● Assignment: If a line below contains the string "selected", return that line.

___ Data supplied ___

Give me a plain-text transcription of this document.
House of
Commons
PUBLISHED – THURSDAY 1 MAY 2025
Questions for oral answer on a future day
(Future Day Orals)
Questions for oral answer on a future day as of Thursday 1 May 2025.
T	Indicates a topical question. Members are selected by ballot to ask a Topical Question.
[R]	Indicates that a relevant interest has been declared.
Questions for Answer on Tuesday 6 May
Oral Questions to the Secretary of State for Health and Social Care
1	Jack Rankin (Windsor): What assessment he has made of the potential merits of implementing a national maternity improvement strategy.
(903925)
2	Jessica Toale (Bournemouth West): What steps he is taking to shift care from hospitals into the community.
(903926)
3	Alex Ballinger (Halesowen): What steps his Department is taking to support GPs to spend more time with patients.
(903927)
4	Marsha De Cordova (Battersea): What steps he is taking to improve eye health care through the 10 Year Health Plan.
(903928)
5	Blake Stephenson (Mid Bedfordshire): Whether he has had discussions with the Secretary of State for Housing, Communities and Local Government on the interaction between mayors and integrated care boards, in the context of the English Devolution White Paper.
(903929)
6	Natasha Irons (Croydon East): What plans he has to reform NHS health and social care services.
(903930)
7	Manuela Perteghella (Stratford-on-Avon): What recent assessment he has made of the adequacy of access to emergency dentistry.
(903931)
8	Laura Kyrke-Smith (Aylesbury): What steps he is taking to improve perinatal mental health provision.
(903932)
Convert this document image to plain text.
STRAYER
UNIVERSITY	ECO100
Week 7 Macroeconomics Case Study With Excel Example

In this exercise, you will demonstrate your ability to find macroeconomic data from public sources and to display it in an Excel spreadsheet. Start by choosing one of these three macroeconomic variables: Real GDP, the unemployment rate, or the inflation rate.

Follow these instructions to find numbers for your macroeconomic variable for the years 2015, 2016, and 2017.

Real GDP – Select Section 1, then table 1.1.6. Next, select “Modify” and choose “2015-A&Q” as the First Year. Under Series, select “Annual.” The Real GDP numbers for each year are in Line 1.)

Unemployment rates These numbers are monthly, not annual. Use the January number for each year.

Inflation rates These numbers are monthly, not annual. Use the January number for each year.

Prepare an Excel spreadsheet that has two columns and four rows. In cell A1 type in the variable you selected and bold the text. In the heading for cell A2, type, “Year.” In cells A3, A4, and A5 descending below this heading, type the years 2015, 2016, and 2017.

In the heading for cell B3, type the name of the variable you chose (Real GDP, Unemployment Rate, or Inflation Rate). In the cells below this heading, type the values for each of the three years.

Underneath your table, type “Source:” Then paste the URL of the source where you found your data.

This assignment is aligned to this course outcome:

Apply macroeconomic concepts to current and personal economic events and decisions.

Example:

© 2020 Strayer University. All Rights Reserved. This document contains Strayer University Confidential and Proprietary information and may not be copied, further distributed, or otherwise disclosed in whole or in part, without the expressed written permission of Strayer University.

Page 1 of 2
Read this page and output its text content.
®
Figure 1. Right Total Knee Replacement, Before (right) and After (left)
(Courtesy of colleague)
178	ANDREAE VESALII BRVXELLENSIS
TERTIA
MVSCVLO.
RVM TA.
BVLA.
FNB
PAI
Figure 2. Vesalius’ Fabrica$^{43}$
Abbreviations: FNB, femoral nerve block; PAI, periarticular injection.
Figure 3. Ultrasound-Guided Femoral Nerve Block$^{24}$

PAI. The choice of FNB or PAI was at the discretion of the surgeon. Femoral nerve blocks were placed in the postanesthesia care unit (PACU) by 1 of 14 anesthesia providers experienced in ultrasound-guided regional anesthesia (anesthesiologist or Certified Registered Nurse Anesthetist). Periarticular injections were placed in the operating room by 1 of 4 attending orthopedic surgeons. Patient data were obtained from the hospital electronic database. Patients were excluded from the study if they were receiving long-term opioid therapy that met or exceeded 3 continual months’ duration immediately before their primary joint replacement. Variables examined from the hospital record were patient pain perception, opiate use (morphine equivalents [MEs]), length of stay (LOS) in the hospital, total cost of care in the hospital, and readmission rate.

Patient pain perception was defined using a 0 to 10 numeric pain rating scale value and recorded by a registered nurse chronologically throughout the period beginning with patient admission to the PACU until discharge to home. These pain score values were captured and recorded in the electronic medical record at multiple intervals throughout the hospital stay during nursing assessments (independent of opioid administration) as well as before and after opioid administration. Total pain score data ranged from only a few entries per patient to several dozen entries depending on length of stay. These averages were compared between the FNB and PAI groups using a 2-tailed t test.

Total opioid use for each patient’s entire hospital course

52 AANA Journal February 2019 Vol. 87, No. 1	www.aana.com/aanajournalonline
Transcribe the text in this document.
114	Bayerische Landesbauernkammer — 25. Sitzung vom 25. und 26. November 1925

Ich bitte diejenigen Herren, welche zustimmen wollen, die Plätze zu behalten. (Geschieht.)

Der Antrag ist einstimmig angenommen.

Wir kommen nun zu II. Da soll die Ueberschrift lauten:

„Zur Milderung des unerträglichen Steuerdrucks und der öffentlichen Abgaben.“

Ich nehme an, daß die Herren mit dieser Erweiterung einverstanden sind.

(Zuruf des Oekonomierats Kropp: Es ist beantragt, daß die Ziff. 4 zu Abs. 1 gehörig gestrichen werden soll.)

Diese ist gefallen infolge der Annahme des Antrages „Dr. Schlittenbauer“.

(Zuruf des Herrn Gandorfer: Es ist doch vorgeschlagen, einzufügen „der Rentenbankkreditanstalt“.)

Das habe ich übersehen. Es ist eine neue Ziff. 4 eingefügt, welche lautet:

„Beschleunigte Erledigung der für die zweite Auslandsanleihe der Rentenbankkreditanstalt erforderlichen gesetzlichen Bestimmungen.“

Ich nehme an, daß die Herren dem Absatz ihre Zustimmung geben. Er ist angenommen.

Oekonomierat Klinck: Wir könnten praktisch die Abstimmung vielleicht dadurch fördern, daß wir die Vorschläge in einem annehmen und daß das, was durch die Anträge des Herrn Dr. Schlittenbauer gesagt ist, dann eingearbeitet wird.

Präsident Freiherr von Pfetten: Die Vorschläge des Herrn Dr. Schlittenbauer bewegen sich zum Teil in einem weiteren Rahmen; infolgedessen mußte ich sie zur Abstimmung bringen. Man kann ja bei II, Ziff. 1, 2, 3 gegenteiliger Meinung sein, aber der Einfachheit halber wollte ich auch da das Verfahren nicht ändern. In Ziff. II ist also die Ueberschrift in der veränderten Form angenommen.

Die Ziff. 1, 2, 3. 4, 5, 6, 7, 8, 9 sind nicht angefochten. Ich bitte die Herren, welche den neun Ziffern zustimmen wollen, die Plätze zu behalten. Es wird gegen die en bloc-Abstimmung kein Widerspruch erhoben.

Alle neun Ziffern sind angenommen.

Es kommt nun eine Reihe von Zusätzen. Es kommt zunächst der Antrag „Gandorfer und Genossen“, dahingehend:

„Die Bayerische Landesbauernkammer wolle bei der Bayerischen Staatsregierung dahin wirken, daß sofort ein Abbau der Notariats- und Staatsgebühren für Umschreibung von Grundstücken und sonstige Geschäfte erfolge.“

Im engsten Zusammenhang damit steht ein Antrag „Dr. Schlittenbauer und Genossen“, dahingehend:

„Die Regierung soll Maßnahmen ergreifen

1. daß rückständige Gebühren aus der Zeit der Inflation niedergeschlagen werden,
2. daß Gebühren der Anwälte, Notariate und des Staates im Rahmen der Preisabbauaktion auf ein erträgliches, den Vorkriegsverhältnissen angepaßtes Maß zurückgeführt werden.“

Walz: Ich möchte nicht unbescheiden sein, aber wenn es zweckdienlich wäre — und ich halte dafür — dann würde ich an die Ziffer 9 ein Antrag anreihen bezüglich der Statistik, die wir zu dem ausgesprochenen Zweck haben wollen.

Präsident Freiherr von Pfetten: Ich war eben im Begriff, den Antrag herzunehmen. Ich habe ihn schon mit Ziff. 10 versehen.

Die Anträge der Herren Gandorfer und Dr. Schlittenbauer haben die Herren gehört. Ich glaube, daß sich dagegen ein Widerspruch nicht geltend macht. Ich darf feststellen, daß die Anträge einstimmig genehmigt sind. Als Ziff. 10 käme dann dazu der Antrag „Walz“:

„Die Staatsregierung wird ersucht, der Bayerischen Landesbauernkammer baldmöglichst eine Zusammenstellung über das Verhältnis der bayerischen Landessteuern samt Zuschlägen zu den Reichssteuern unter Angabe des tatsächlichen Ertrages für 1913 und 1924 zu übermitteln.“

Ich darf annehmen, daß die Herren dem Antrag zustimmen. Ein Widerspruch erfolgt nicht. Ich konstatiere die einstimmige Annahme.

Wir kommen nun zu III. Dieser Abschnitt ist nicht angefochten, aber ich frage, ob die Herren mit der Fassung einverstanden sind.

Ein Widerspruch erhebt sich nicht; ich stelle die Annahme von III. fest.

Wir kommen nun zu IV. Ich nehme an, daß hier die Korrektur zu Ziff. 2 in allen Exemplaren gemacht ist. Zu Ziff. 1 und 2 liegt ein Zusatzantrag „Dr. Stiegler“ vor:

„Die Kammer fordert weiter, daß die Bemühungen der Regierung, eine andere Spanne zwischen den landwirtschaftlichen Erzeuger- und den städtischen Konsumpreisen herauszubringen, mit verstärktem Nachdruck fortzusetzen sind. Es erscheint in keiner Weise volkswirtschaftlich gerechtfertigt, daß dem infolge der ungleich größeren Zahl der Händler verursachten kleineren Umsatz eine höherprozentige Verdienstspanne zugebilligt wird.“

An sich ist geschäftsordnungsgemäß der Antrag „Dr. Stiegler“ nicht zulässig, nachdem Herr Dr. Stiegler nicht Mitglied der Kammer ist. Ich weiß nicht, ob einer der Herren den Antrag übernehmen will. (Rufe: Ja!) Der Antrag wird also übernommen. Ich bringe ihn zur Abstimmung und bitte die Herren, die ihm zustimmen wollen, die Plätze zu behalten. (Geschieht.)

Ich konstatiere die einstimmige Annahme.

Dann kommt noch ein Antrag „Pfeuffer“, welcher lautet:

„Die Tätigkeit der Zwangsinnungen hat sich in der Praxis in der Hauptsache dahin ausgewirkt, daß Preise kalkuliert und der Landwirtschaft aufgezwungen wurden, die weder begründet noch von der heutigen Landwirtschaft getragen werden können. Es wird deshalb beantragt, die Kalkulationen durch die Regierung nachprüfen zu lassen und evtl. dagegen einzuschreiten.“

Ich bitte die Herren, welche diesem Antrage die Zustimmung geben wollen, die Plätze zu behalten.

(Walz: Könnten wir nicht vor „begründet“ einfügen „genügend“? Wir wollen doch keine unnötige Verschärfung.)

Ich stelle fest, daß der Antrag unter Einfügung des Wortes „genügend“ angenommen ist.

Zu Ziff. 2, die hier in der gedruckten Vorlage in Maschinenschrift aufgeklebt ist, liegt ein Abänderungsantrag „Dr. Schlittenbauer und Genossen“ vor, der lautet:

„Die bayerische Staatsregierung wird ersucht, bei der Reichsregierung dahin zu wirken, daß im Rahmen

___

● Your response:
T	Indicates a topical question. Members are selected by ballot to ask a Topical Question.
Prepare an Excel spreadsheet that has two columns and four rows. In cell A1 type in the variable you selected and bold the text. In the heading for cell A2, type, “Year.” In cells A3, A4, and A5 descending below this heading, type the years 2015, 2016, and 2017.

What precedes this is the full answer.